## BEGIN ITEMS

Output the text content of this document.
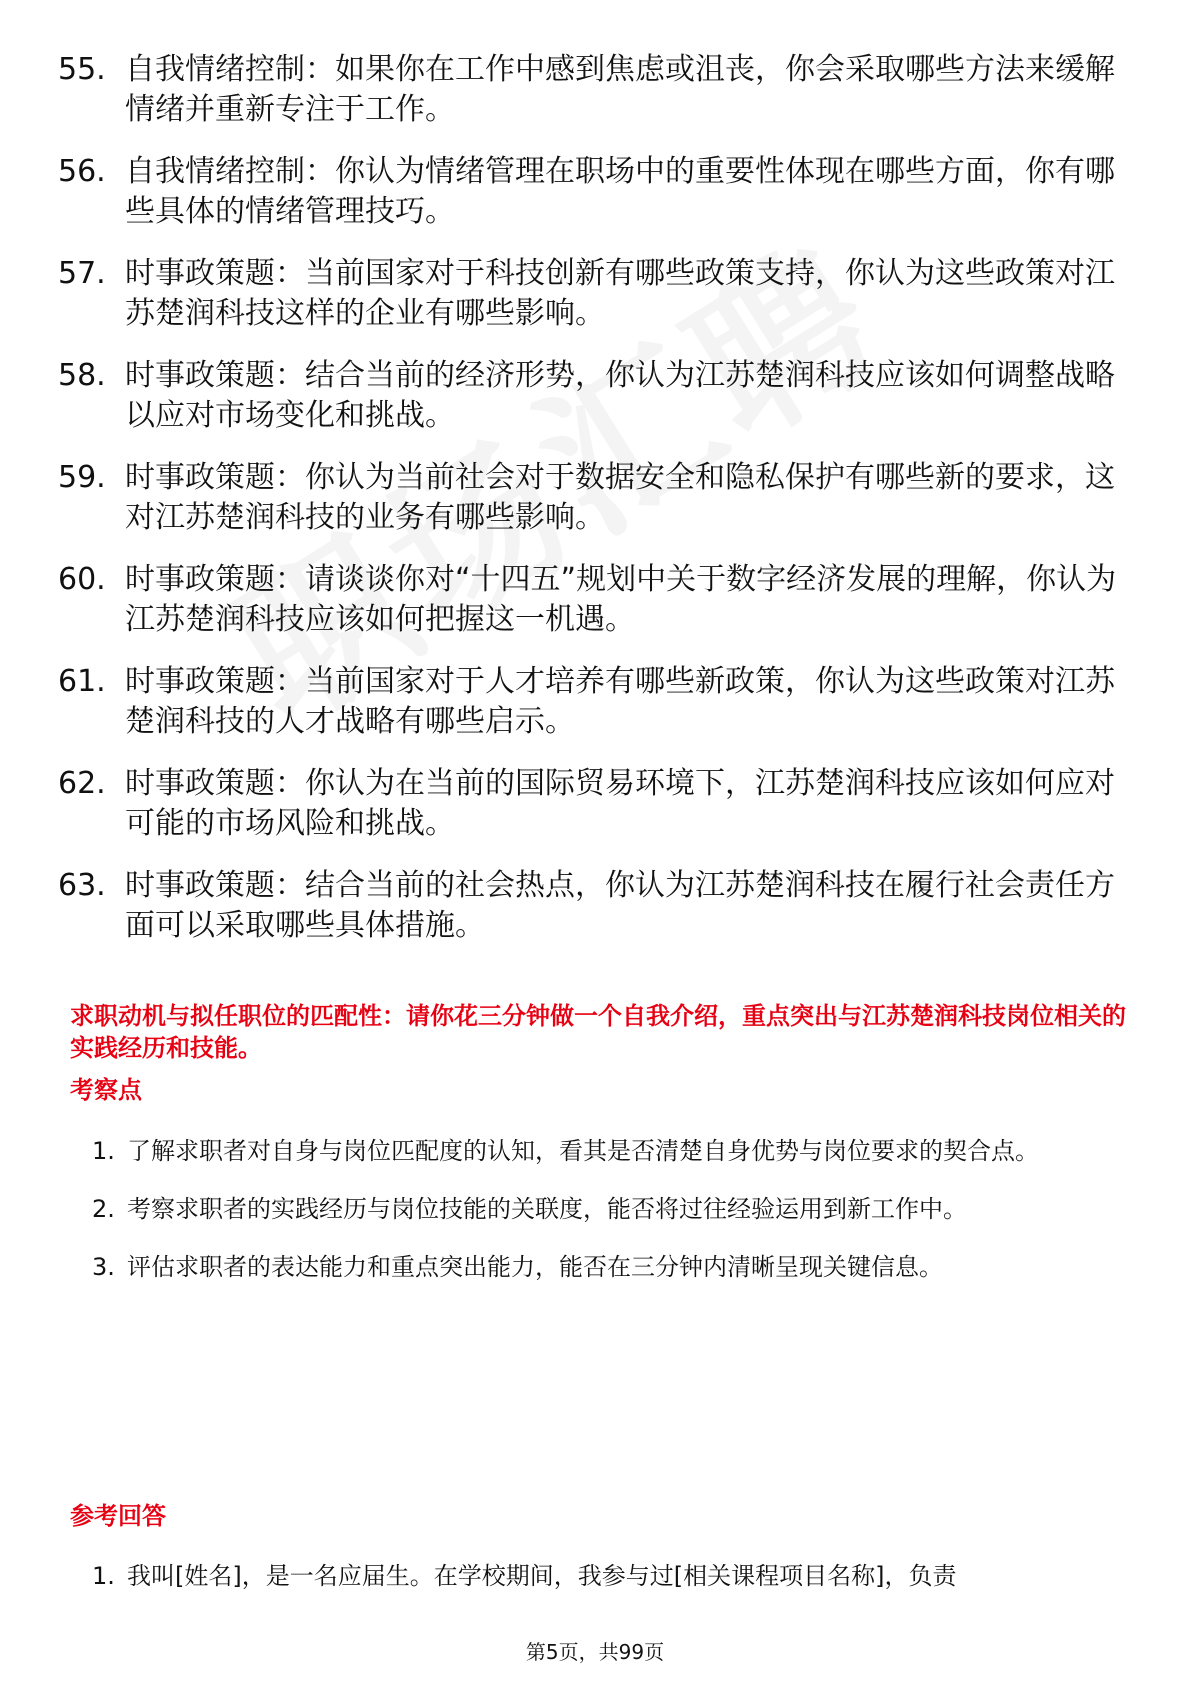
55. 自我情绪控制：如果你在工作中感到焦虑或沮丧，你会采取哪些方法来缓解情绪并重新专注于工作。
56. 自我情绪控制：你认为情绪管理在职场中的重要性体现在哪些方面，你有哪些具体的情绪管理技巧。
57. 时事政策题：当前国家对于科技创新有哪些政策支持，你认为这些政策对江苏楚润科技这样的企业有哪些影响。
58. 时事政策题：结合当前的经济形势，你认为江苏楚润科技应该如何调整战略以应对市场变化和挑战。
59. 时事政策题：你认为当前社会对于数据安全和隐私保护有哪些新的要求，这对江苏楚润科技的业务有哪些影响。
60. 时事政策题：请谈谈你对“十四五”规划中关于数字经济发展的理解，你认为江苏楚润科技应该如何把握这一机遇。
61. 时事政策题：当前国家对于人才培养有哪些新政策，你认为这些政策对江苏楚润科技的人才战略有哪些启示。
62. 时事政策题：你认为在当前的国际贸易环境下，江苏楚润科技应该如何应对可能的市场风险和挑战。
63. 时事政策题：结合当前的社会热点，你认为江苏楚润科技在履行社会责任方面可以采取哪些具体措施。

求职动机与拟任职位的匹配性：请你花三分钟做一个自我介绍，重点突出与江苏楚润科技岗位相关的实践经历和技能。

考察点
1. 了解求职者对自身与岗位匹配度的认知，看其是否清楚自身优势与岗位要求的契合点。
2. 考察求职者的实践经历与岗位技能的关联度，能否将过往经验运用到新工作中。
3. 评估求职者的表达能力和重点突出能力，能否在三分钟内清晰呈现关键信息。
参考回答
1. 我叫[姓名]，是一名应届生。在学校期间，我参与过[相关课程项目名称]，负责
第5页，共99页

## END ITEMS

# [WHAT THIS TASK INVOLVES]
Quote the data above in full, leaving out the pictures it holds.

# [ANSWER TO THE EXERCISE]
Output the text content of this document.
55. 自我情绪控制：如果你在工作中感到焦虑或沮丧，你会采取哪些方法来缓解情绪并重新专注于工作。
56. 自我情绪控制：你认为情绪管理在职场中的重要性体现在哪些方面，你有哪些具体的情绪管理技巧。
57. 时事政策题：当前国家对于科技创新有哪些政策支持，你认为这些政策对江苏楚润科技这样的企业有哪些影响。
58. 时事政策题：结合当前的经济形势，你认为江苏楚润科技应该如何调整战略以应对市场变化和挑战。
59. 时事政策题：你认为当前社会对于数据安全和隐私保护有哪些新的要求，这对江苏楚润科技的业务有哪些影响。
60. 时事政策题：请谈谈你对“十四五”规划中关于数字经济发展的理解，你认为江苏楚润科技应该如何把握这一机遇。
61. 时事政策题：当前国家对于人才培养有哪些新政策，你认为这些政策对江苏楚润科技的人才战略有哪些启示。
62. 时事政策题：你认为在当前的国际贸易环境下，江苏楚润科技应该如何应对可能的市场风险和挑战。
63. 时事政策题：结合当前的社会热点，你认为江苏楚润科技在履行社会责任方面可以采取哪些具体措施。

求职动机与拟任职位的匹配性：请你花三分钟做一个自我介绍，重点突出与江苏楚润科技岗位相关的实践经历和技能。

考察点
1. 了解求职者对自身与岗位匹配度的认知，看其是否清楚自身优势与岗位要求的契合点。
2. 考察求职者的实践经历与岗位技能的关联度，能否将过往经验运用到新工作中。
3. 评估求职者的表达能力和重点突出能力，能否在三分钟内清晰呈现关键信息。
参考回答
1. 我叫[姓名]，是一名应届生。在学校期间，我参与过[相关课程项目名称]，负责
第5页，共99页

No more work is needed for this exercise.